# [The request]
Look through the entries below and count the lines with the word "直辖市人民政府公安机关颁发的" in them; give only the number.

# [Records supplied]
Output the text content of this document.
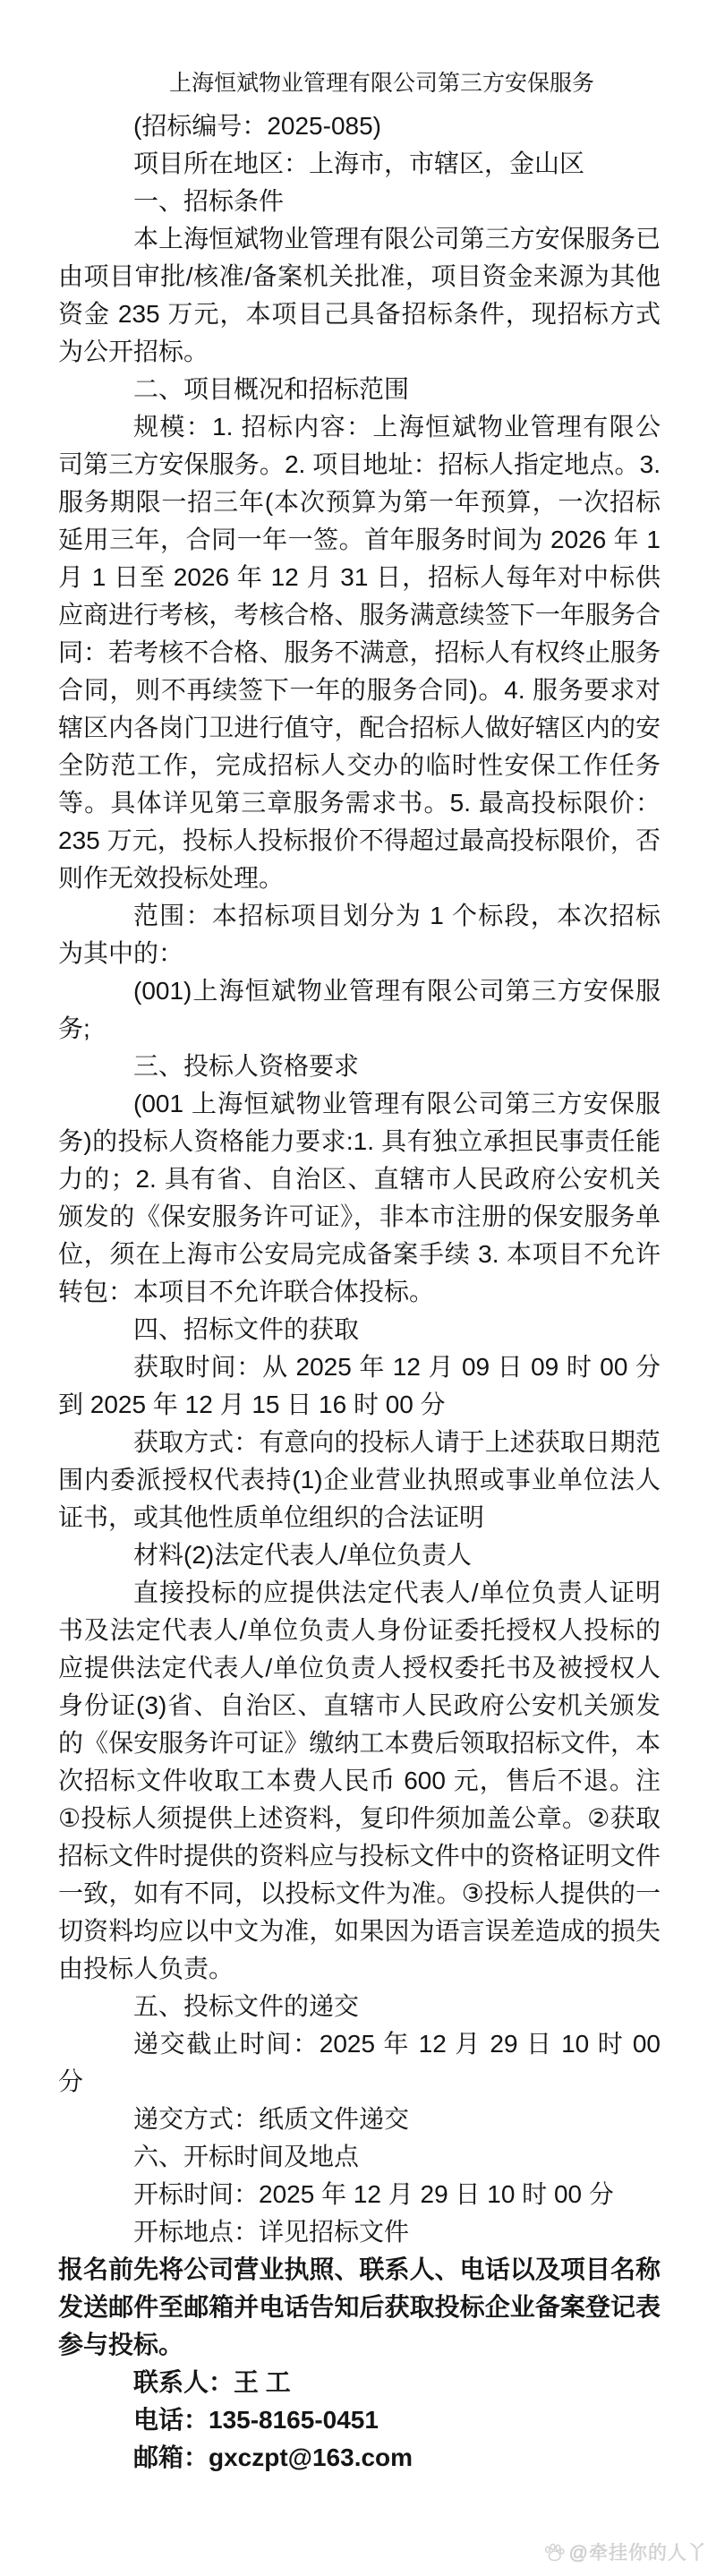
上海恒斌物业管理有限公司第三方安保服务

(招标编号：2025-085)

项目所在地区：上海市，市辖区，金山区

一、招标条件

本上海恒斌物业管理有限公司第三方安保服务已由项目审批/核准/备案机关批准，项目资金来源为其他资金 235 万元，本项目己具备招标条件，现招标方式为公开招标。

二、项目概况和招标范围

规模：1. 招标内容：上海恒斌物业管理有限公司第三方安保服务。2. 项目地址：招标人指定地点。3. 服务期限一招三年(本次预算为第一年预算，一次招标延用三年，合同一年一签。首年服务时间为 2026 年 1 月 1 日至 2026 年 12 月 31 日，招标人每年对中标供应商进行考核，考核合格、服务满意续签下一年服务合同：若考核不合格、服务不满意，招标人有权终止服务合同，则不再续签下一年的服务合同)。4. 服务要求对辖区内各岗门卫进行值守，配合招标人做好辖区内的安全防范工作，完成招标人交办的临时性安保工作任务等。具体详见第三章服务需求书。5. 最高投标限价：235 万元，投标人投标报价不得超过最高投标限价，否则作无效投标处理。

范围：本招标项目划分为 1 个标段，本次招标为其中的：

(001)上海恒斌物业管理有限公司第三方安保服务;

三、投标人资格要求

(001 上海恒斌物业管理有限公司第三方安保服务)的投标人资格能力要求:1. 具有独立承担民事责任能力的；2. 具有省、自治区、直辖市人民政府公安机关颁发的《保安服务许可证》，非本市注册的保安服务单位，须在上海市公安局完成备案手续 3. 本项目不允许转包：本项目不允许联合体投标。

四、招标文件的获取

获取时间：从 2025 年 12 月 09 日 09 时 00 分到 2025 年 12 月 15 日 16 时 00 分

获取方式：有意向的投标人请于上述获取日期范围内委派授权代表持(1)企业营业执照或事业单位法人证书，或其他性质单位组织的合法证明

材料(2)法定代表人/单位负责人

直接投标的应提供法定代表人/单位负责人证明书及法定代表人/单位负责人身份证委托授权人投标的应提供法定代表人/单位负责人授权委托书及被授权人身份证(3)省、自治区、直辖市人民政府公安机关颁发的《保安服务许可证》缴纳工本费后领取招标文件，本次招标文件收取工本费人民币 600 元，售后不退。注①投标人须提供上述资料，复印件须加盖公章。②获取招标文件时提供的资料应与投标文件中的资格证明文件一致，如有不同，以投标文件为准。③投标人提供的一切资料均应以中文为准，如果因为语言误差造成的损失由投标人负责。

五、投标文件的递交

递交截止时间：2025 年 12 月 29 日 10 时 00 分

递交方式：纸质文件递交

六、开标时间及地点

开标时间：2025 年 12 月 29 日 10 时 00 分

开标地点：详见招标文件

报名前先将公司营业执照、联系人、电话以及项目名称发送邮件至邮箱并电话告知后获取投标企业备案登记表参与投标。

联系人：王 工

电话：135-8165-0451

邮箱：gxczpt@163.com

@牵挂你的人丫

# [Result]
2